**SHORT PROBLEM**
Check each line of the data for "smoothed" and select those that have it.

**SOURCE RECORDS**
— begin —
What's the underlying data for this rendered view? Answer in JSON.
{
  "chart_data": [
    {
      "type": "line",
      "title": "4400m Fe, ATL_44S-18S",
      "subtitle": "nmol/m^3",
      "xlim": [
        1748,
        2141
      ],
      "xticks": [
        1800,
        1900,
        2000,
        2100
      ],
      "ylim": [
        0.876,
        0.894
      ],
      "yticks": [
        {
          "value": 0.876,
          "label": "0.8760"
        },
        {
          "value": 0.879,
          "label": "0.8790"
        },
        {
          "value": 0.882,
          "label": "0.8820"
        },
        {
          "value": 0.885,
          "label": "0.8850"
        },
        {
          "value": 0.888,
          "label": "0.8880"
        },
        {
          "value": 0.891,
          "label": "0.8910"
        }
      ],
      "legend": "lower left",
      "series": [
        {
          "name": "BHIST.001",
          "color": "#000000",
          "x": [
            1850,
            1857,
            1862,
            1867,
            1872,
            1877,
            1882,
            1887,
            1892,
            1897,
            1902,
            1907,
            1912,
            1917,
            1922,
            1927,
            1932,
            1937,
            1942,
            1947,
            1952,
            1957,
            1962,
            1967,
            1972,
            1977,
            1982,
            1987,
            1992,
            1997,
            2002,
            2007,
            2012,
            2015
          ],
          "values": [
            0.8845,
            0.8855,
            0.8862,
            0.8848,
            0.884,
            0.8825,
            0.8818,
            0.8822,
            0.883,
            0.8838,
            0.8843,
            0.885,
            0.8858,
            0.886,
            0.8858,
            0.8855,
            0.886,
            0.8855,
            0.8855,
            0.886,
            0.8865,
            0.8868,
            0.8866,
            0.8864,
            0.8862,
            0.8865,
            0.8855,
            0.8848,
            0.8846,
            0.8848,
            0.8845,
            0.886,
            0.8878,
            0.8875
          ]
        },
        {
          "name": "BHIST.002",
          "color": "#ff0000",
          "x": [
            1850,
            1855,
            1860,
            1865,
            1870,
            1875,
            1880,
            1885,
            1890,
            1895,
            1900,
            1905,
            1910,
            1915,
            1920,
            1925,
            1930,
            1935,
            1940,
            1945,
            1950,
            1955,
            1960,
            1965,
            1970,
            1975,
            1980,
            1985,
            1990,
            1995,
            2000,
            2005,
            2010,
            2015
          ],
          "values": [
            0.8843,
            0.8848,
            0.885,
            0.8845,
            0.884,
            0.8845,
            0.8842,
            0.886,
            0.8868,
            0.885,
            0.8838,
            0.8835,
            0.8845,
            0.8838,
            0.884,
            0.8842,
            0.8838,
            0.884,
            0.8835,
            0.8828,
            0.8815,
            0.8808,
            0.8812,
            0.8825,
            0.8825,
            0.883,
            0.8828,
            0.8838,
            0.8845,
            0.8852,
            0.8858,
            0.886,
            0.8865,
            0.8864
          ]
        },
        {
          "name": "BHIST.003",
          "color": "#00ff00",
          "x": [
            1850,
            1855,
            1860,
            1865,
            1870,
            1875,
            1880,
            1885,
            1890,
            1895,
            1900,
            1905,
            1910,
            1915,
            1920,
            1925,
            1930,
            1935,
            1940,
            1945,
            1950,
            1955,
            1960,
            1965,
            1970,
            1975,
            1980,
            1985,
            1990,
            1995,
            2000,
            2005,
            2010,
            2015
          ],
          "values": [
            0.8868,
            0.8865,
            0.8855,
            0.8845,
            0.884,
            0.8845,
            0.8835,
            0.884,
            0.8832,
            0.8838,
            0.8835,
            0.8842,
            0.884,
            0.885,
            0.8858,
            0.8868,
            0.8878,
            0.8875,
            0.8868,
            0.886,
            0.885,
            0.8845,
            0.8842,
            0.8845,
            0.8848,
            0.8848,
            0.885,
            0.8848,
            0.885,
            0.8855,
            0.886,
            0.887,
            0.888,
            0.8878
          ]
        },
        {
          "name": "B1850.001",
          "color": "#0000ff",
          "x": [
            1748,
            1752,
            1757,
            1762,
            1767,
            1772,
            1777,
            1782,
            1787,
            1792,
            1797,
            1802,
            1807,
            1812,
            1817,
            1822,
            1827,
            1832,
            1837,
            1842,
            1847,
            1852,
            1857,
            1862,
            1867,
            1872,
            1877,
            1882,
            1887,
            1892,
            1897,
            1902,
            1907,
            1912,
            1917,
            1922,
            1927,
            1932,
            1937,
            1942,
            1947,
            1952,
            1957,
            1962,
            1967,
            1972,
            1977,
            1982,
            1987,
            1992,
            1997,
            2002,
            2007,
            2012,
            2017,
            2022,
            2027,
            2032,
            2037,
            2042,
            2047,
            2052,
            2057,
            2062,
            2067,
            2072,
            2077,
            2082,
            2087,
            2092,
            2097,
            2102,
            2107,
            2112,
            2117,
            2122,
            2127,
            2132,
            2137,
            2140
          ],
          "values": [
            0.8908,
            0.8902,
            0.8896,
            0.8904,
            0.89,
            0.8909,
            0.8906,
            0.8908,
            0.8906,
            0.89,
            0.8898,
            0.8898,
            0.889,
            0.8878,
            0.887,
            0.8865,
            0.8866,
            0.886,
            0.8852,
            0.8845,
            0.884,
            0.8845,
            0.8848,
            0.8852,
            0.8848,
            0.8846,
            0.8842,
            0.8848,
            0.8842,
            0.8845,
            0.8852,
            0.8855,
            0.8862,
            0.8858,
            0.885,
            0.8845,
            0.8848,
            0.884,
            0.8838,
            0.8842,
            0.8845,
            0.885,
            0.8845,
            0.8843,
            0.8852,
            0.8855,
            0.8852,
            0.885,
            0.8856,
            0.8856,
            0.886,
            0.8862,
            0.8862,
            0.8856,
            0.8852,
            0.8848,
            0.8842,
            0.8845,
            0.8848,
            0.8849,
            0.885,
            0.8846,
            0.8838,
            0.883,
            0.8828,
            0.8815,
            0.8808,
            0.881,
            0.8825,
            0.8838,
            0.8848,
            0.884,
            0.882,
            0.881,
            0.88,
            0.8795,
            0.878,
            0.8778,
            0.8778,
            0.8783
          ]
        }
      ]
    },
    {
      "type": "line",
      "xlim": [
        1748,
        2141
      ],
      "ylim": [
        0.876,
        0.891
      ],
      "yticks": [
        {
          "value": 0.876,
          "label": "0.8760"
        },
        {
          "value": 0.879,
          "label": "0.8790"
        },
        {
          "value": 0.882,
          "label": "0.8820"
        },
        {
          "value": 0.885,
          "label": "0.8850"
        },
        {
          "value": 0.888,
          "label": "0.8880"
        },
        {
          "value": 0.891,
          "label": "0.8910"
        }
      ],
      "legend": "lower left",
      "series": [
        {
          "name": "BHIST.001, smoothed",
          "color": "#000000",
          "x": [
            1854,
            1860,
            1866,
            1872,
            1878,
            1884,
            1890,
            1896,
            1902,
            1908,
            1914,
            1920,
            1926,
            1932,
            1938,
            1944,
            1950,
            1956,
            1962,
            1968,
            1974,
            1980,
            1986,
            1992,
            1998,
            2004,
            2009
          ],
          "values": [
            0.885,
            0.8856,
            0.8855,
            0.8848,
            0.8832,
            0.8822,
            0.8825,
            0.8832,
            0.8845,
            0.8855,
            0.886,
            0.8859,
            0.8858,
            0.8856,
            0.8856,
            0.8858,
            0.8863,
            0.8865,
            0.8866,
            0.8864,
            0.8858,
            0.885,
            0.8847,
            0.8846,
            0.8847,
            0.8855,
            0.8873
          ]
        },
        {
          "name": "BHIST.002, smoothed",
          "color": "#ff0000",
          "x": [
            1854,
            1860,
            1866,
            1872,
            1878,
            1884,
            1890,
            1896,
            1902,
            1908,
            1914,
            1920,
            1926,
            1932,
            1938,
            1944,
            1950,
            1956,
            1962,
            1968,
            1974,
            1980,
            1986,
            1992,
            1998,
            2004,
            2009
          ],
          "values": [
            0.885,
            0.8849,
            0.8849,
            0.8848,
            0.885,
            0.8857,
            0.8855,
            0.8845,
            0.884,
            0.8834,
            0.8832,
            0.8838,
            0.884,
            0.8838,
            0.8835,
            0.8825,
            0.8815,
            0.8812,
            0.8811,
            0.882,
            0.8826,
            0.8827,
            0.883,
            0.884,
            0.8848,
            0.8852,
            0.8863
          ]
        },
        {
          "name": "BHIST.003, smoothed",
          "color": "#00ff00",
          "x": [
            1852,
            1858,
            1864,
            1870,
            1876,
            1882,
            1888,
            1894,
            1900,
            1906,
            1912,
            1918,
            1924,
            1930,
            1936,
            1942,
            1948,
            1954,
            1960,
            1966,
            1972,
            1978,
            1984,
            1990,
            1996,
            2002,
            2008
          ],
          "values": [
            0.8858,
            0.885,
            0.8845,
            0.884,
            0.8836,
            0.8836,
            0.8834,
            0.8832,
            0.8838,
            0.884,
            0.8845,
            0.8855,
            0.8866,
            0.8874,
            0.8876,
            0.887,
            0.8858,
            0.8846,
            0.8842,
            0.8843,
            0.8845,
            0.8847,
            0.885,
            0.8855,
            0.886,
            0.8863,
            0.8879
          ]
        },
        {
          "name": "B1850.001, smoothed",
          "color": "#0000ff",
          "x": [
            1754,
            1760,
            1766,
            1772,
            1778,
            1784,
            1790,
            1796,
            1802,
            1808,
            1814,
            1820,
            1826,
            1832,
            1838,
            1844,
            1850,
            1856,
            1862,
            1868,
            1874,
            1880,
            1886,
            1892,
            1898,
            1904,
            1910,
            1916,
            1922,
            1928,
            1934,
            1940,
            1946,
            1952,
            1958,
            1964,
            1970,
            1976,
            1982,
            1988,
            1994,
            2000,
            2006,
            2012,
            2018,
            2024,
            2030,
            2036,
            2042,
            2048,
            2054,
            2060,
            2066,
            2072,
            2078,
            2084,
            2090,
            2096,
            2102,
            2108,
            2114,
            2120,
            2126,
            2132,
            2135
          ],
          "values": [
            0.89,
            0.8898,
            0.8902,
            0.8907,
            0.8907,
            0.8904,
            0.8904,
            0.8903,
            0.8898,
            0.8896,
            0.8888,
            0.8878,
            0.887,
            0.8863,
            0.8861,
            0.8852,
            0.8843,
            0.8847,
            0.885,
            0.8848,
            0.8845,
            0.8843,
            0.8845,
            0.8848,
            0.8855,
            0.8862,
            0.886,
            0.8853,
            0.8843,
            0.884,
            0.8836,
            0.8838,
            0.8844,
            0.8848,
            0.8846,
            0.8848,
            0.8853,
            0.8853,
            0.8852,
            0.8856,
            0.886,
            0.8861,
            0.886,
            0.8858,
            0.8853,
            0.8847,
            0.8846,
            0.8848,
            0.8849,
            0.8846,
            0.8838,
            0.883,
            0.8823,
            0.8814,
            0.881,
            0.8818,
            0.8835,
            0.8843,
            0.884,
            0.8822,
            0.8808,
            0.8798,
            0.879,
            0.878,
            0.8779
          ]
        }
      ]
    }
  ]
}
— end —
**RESPONSE TO THE EXERCISE**
          "name": "BHIST.001, smoothed",
          "name": "BHIST.002, smoothed",
          "name": "BHIST.003, smoothed",
          "name": "B1850.001, smoothed",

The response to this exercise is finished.